Exercise » Below are records; count the lines in them that hold "June" and give only the count.

Data entries:
━━━━━━
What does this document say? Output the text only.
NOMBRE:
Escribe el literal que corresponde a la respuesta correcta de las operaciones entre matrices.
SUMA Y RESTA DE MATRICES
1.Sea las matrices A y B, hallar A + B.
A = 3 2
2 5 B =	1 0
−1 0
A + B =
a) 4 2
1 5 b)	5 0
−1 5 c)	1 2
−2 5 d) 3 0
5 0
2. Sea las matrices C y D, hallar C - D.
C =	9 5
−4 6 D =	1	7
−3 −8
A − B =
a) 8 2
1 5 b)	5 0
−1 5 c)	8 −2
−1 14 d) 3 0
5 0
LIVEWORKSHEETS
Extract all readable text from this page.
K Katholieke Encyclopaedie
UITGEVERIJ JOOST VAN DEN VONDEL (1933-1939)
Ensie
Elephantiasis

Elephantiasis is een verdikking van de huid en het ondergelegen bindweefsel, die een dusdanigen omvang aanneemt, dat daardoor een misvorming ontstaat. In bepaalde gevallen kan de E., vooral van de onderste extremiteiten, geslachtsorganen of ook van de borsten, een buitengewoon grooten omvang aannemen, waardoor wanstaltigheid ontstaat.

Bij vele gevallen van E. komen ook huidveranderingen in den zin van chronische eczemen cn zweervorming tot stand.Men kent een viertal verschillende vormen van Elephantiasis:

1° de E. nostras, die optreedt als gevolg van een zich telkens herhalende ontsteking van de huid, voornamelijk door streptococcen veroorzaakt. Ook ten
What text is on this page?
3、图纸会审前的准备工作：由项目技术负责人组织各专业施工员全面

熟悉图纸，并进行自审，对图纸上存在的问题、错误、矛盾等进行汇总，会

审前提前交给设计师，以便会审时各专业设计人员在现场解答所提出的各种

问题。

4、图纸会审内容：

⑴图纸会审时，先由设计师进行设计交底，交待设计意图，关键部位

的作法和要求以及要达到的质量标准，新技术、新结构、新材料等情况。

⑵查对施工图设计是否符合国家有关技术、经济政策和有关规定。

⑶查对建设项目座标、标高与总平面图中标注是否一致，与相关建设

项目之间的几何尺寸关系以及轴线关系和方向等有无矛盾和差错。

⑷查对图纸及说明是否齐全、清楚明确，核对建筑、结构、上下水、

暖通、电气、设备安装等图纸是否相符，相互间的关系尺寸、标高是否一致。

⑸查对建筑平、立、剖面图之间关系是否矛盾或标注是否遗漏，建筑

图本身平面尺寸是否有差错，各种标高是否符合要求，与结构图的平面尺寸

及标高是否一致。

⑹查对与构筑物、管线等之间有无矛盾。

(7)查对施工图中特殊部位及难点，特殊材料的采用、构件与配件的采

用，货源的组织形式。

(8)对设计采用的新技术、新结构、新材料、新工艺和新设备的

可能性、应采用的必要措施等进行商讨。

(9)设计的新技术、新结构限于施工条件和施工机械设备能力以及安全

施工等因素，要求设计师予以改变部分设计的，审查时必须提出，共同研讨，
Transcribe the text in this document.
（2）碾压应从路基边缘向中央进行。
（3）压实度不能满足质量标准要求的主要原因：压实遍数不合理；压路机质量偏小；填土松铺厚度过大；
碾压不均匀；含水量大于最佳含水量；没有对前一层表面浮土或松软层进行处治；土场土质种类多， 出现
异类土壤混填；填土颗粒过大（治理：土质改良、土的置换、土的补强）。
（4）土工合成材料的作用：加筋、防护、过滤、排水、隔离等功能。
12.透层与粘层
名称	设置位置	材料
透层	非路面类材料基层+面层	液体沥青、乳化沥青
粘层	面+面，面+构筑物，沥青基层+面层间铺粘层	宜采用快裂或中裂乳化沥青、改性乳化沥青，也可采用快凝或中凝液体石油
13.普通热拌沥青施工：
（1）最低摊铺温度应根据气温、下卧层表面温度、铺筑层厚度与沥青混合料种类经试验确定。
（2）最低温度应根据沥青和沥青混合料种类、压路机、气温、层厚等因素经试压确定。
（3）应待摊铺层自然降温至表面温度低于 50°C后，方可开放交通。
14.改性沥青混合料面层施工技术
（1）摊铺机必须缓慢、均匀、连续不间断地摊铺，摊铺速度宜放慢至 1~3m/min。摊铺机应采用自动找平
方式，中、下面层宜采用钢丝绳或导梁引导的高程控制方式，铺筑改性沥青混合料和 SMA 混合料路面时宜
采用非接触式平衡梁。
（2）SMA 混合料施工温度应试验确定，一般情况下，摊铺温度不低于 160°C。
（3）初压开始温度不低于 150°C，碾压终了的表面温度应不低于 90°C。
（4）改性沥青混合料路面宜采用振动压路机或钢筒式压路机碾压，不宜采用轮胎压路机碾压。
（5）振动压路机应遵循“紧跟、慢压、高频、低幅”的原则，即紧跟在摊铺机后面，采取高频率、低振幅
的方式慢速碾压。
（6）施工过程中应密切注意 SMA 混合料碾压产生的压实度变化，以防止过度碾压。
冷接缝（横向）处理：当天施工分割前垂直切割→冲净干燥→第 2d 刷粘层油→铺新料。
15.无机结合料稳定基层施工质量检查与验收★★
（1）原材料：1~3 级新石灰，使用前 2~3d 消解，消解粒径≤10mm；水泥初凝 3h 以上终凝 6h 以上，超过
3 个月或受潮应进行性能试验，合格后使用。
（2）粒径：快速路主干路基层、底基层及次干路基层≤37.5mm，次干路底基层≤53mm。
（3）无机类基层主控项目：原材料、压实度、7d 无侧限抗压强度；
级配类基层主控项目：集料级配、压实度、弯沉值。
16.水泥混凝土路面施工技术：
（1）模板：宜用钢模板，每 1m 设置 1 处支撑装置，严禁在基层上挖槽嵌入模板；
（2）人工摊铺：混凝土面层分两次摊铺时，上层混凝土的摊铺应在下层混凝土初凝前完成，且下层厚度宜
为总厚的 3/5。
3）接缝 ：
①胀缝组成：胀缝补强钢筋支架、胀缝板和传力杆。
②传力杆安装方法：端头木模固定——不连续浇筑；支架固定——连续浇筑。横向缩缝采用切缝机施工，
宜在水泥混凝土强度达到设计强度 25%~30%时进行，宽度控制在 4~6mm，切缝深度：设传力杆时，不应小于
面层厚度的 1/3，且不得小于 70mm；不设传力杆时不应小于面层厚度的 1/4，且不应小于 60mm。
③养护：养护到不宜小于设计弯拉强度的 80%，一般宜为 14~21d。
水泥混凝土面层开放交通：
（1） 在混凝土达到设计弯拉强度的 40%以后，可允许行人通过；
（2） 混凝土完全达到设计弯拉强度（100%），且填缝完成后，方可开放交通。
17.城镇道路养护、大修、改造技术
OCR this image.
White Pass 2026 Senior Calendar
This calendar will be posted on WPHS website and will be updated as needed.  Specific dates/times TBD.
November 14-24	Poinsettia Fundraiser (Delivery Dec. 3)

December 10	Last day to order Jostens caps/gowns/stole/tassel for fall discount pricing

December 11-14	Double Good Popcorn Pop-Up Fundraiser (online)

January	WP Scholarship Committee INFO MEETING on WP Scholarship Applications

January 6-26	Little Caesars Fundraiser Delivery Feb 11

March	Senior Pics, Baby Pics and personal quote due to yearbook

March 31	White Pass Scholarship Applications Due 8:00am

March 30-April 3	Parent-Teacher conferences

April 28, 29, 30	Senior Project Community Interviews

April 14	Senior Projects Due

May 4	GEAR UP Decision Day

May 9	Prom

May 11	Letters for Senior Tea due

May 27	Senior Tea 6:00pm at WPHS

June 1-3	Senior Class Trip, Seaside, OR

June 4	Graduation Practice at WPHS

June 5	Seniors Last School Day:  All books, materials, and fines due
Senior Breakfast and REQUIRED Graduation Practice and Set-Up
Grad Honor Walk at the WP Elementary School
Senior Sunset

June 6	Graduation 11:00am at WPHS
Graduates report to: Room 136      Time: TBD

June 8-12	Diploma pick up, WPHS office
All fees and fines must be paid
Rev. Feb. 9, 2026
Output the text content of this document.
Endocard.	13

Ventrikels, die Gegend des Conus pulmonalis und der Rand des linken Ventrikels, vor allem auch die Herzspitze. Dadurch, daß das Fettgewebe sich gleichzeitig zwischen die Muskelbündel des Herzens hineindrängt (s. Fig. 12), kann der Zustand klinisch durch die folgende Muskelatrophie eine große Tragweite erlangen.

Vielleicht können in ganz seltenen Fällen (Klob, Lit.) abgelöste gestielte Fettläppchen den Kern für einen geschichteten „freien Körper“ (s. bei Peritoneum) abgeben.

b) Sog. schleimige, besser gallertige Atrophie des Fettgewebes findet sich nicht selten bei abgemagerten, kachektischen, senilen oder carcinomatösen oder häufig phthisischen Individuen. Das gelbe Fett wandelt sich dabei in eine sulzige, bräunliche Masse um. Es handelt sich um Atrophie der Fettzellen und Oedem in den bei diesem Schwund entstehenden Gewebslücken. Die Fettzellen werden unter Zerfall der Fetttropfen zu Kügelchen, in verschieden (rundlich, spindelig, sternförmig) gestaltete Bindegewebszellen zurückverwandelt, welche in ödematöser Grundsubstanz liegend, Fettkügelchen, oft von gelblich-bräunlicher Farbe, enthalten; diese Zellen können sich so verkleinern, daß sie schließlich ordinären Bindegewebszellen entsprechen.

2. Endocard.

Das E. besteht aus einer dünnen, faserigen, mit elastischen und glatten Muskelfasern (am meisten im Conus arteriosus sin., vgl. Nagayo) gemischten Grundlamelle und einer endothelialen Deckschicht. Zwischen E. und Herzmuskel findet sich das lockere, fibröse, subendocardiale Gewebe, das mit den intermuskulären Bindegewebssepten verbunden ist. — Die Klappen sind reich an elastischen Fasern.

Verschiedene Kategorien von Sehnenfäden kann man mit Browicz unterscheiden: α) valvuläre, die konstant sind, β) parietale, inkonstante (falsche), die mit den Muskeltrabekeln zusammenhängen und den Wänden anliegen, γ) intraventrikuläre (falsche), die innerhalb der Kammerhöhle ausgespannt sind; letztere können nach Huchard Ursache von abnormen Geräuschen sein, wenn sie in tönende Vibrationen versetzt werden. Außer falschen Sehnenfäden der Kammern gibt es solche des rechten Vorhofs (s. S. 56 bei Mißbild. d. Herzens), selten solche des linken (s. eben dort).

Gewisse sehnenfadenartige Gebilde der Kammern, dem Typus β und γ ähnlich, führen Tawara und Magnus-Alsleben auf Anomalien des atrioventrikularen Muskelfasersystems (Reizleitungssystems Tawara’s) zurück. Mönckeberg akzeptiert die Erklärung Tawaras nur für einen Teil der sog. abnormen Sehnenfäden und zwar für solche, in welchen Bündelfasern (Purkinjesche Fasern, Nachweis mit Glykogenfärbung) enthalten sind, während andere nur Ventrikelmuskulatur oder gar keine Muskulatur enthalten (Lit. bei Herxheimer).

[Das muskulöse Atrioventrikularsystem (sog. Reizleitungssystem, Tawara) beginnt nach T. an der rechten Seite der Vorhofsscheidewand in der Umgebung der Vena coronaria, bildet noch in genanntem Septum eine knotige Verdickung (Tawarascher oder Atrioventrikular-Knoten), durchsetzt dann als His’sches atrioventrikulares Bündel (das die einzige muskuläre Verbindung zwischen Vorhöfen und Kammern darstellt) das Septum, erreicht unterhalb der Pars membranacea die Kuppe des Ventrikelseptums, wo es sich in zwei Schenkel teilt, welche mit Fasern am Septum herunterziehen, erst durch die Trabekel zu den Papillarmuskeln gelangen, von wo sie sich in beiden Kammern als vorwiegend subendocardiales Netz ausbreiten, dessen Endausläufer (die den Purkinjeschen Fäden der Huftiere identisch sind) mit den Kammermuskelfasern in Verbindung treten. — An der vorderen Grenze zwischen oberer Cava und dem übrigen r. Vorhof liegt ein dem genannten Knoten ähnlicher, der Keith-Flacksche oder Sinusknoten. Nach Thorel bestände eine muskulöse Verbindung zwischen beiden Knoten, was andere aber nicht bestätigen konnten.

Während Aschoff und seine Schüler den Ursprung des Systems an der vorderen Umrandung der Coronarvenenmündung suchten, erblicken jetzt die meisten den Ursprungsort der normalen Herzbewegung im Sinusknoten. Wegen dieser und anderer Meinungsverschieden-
━━━━━━
Exercise output » 5